- _WHAT THE TASK REQUIRES_: Lines containing the word "favicon" should be extracted in full.

===== EXERCISE DATA =====

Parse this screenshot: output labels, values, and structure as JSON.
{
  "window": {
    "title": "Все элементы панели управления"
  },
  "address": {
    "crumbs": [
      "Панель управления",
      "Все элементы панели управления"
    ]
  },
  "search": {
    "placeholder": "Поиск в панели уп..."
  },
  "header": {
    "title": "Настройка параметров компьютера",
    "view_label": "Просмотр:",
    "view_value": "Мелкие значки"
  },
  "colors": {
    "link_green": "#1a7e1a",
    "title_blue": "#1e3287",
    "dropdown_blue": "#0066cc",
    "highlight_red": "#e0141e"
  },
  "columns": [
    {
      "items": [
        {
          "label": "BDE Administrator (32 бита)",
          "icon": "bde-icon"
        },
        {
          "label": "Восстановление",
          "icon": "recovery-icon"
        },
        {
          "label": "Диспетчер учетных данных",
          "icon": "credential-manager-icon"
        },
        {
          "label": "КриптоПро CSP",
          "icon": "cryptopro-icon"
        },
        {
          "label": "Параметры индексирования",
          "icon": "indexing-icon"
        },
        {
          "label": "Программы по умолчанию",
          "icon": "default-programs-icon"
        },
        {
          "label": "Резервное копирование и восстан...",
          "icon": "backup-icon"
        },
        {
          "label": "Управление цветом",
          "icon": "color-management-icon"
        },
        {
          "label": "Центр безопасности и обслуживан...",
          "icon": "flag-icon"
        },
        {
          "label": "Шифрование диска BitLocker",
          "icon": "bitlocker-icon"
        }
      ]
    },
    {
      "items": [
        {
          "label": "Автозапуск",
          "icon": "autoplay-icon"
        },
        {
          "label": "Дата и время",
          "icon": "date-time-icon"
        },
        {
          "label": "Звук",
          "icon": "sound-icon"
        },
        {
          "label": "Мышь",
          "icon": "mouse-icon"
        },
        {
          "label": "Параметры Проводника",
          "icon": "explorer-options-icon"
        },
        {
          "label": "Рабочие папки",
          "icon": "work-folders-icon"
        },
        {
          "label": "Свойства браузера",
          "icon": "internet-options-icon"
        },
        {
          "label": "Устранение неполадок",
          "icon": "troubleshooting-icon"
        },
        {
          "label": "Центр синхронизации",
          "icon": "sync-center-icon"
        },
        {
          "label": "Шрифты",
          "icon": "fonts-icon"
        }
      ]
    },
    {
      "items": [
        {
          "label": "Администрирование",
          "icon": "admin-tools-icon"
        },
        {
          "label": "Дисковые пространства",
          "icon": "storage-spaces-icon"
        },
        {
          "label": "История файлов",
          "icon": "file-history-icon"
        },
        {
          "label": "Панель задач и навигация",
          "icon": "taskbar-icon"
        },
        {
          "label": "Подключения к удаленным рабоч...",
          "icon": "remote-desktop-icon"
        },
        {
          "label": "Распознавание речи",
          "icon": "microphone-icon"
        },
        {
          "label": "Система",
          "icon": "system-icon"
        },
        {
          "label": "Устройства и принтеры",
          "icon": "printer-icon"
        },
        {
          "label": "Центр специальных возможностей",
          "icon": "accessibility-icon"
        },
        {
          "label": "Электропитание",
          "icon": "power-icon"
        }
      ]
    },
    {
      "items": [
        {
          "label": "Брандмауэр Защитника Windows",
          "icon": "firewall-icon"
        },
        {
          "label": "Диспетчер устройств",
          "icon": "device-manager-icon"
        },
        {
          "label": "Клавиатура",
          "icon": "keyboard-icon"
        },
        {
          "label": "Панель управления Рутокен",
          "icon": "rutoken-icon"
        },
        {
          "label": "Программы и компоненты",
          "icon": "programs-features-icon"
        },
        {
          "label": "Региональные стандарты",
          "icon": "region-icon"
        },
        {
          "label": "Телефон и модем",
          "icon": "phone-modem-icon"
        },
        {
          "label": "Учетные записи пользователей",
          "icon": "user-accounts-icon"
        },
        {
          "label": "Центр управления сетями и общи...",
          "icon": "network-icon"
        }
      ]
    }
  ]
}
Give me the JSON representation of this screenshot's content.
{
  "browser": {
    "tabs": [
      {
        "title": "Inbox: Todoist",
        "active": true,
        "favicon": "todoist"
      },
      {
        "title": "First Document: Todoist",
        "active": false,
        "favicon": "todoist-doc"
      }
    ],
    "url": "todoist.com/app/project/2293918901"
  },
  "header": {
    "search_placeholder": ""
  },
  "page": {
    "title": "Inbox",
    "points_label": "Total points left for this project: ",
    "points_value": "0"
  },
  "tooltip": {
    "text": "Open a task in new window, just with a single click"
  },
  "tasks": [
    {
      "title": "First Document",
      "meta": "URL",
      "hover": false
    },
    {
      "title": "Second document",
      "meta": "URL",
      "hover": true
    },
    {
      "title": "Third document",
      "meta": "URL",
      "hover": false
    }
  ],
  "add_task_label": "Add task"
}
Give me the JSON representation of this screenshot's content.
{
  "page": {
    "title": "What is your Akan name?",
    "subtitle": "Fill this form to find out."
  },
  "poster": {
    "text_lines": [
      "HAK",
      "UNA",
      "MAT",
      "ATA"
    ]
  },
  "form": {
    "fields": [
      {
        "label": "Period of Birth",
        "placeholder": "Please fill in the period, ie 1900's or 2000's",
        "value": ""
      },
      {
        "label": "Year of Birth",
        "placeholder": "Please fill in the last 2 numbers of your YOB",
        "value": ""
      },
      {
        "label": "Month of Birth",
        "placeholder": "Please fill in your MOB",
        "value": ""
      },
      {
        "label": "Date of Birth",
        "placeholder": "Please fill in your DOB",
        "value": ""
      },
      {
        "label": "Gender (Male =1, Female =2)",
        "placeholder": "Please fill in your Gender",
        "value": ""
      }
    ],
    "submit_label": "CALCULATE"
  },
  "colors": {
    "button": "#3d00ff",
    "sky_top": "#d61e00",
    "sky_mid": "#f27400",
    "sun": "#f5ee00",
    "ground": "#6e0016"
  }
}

=====

- _SOLUTION FOR THIS PROBLEM_:
        "favicon": "todoist"
        "favicon": "todoist-doc"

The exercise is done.